THINGS TO DO:
1. Please copy the Christian Domestic Discipline post word for word between "I’ve had these" and "became God’s will?", inclusive.
2. Turn the paragraph of the Christian Domestic Discipline post that begins "According to the tenets" into a short bulleted list that keeps its main facts.

TEXT SEGMENT:

— Start —

Christian Domestic Discipline: Old-Skool Romance Come to Life?

I’ve had these links open on my Firefox browser for a couple of days now, since Caitlyn sent them to me.

Honestly, I’m not sure what to think here. It’s like the scary answer to the question, what if you crossed BDSM with a thread of Fundamental Christian ideology and rhetoric, wherein spanking became God’s will?

According to the tenets of Christian Domestic Discipline, the husband is the head of the wife as “Christ is the head of the church,” and because of that, discipline in the form of spanking and related forms of corporal punishment are a necessary inclusion in a marriage. The site cautions that husbands should warm up with lighter, less intense spanking, though the explanation doesn’t seem to preclude any pain or injury to the woman:

After a sufficient warm up you will be able to spank her with great intensity and a longer period of time, hence enforcing a proper punishment and the tears that are sure to flow….

If you spank with fast, hard swats you will cause her to cry, that is true, but you have failed to take into account what is truly needed. She needs and desires to submit to you and your decisions as her HOH, and by taking time to slow down the spanking and thoroughly punishing her she will find solace and be happier.

So it’s not just spanking and physical contact, but enforcing a relationship of domination and submission within Christian precepts.

There are several individual accounts of couples who find this structure in their relationship to be a good thing, who enjoy exploring submission and domination within the rhetoric that doing so is God’s will.

As Caitlyn, who brought the links to my attention, pointed out to me, the position on whether this is punishment and domination or a form of erotic play is unclear. In some of the sections of the website, the woman is not at all meant to enjoy it, and should be crying at the end. The male section underscores the need for an “authoritative” man who dominates and leads through that domination. The store affiliated with the movement sells crotchless pants and historically-influenced undergarments with secret kinky spots.

— End —

Some records:
— Start —

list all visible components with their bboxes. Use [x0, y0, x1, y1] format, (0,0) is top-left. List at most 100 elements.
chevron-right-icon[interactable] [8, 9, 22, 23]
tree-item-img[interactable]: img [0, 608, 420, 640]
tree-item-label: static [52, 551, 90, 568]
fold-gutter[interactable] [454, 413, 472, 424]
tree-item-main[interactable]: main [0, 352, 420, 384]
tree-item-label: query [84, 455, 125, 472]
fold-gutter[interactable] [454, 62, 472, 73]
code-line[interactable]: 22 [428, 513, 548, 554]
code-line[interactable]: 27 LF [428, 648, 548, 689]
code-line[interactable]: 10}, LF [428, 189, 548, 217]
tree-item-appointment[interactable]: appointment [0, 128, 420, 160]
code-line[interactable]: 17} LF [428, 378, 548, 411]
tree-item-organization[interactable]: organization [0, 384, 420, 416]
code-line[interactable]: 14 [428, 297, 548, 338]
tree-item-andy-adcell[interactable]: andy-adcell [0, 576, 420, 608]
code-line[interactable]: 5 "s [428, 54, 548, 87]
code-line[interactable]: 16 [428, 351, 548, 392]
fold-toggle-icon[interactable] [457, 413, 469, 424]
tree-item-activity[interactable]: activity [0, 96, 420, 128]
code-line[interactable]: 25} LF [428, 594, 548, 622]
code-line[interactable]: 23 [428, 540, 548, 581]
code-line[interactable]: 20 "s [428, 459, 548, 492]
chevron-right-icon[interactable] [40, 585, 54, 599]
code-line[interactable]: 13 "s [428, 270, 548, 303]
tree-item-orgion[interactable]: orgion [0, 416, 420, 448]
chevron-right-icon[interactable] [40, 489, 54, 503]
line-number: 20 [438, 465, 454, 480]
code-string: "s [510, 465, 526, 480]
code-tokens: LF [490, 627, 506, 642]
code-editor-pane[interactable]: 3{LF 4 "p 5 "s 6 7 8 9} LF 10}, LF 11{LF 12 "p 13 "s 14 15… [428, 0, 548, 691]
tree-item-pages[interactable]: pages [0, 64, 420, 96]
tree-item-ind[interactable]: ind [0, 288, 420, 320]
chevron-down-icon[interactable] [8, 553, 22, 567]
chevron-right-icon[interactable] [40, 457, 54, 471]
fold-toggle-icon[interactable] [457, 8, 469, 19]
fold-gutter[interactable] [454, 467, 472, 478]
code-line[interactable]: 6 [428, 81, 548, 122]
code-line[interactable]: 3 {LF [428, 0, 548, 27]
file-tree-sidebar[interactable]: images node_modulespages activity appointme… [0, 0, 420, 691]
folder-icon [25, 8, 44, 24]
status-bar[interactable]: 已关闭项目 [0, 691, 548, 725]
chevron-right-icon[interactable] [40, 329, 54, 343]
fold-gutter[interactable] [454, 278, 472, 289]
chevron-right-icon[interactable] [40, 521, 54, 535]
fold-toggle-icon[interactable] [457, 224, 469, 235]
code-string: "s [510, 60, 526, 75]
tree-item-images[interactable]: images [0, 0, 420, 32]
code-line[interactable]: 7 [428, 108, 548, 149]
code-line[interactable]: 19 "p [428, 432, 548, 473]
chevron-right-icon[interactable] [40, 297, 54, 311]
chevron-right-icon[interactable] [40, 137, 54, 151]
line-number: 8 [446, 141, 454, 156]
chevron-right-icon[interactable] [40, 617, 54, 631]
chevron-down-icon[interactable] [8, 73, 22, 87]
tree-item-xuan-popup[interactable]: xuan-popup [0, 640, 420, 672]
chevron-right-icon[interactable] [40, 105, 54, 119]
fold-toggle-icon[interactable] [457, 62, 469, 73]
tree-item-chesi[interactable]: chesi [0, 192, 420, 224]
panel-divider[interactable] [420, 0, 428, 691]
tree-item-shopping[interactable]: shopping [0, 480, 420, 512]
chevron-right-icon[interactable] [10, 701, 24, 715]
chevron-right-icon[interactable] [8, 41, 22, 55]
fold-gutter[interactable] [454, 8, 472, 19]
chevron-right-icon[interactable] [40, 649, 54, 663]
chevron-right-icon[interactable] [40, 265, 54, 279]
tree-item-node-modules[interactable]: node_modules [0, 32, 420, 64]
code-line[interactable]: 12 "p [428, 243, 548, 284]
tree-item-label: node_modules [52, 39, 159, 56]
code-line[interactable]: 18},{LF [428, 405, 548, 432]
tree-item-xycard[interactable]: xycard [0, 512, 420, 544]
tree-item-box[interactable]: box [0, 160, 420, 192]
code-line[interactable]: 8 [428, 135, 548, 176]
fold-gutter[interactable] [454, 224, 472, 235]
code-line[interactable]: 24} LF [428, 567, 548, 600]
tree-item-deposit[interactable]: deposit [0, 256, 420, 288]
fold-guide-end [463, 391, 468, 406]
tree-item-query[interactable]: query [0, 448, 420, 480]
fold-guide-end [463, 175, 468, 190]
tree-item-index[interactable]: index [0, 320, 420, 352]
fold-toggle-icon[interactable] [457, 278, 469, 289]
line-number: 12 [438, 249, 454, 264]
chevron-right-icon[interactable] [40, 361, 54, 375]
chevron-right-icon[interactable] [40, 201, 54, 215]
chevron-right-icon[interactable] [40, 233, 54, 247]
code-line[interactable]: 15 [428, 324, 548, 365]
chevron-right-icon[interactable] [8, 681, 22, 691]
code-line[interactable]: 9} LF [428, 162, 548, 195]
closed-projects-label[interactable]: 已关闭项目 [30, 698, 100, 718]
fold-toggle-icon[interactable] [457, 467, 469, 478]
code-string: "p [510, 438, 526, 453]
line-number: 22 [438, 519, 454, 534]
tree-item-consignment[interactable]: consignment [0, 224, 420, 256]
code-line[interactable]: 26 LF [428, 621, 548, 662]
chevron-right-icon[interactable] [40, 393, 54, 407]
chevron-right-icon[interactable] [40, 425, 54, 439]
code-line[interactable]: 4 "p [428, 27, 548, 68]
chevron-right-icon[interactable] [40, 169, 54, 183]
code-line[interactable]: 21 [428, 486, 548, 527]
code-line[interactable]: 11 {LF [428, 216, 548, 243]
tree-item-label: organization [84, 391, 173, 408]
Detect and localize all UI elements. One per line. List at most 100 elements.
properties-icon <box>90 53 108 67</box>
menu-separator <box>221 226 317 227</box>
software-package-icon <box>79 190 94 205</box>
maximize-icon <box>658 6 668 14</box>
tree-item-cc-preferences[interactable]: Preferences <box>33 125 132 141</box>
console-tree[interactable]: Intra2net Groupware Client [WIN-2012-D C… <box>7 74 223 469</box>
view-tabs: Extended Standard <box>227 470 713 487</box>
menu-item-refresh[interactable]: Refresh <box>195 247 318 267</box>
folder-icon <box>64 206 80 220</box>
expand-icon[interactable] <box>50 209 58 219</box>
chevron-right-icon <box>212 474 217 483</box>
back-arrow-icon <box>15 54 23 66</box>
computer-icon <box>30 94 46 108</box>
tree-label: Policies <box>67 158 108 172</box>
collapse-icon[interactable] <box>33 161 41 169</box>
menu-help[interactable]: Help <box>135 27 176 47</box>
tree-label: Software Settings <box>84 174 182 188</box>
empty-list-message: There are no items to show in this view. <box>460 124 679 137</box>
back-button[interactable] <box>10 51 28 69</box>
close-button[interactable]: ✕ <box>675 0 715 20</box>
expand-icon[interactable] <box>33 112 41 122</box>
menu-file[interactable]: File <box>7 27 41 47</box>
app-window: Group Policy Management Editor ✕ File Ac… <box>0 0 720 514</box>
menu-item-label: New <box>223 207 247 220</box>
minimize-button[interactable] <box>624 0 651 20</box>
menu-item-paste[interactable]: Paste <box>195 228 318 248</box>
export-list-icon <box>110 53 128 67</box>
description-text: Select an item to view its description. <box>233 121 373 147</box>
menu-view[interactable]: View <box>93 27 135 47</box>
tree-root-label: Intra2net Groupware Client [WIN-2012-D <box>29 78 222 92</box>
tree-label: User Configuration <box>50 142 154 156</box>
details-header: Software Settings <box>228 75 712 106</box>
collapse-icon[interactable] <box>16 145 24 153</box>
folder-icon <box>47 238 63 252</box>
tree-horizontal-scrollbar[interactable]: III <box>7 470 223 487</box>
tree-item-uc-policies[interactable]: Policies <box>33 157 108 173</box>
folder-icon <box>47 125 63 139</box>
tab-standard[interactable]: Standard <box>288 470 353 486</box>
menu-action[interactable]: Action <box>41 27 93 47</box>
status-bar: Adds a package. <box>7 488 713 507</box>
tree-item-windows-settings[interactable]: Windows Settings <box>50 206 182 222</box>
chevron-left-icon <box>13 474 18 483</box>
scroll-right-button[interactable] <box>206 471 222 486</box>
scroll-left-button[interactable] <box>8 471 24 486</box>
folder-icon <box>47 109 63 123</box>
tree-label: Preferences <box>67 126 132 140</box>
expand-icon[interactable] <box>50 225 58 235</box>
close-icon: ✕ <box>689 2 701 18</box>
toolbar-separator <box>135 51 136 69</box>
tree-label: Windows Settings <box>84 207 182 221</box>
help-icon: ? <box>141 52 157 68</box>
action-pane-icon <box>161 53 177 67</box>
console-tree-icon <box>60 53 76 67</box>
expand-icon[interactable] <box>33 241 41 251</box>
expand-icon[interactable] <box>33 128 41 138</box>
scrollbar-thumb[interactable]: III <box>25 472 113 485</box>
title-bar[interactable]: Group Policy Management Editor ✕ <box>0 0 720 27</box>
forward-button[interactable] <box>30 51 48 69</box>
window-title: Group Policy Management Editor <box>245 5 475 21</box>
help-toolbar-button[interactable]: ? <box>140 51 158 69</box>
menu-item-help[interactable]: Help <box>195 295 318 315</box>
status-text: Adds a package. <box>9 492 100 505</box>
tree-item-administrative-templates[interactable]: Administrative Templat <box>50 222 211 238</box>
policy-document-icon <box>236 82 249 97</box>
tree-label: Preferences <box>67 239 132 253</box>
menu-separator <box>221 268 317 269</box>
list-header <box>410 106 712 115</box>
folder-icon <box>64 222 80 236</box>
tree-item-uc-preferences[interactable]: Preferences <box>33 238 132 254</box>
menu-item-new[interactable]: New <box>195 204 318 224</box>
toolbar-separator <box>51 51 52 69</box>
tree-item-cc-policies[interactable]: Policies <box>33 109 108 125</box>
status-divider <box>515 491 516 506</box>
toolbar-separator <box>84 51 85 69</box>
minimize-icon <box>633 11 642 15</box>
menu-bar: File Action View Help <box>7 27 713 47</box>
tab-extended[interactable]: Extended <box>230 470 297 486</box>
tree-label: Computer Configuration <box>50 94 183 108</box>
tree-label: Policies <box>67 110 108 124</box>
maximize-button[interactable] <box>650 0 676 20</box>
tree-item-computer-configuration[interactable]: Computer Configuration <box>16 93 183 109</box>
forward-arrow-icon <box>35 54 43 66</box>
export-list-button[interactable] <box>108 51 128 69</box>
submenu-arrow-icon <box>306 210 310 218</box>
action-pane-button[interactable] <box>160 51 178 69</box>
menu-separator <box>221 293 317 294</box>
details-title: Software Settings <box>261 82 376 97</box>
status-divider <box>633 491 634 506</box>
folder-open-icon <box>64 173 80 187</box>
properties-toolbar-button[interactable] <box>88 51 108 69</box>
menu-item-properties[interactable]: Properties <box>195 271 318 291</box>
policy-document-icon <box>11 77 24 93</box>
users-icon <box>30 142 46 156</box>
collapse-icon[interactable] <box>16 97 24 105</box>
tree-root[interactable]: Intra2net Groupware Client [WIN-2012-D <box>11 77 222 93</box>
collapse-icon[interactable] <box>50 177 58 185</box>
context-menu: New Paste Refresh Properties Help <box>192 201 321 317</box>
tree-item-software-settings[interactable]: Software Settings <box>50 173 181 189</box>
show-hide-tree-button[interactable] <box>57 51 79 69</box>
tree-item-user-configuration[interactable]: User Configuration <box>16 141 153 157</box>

— End —

FINAL RESULTS:
1.
I’ve had these links open on my Firefox browser for a couple of days now, since Caitlyn sent them to me.

Honestly, I’m not sure what to think here. It’s like the scary answer to the question, what if you crossed BDSM with a thread of Fundamental Christian ideology and rhetoric, wherein spanking became God’s will?

2.
- Under Christian Domestic Discipline, the husband is the head of the wife as "Christ is the head of the church."
- For that reason, spanking and related corporal punishment are considered a necessary part of marriage.
- The site advises husbands to warm up with lighter, less intense spanking.
- Its explanation does not seem to rule out pain or injury to the woman.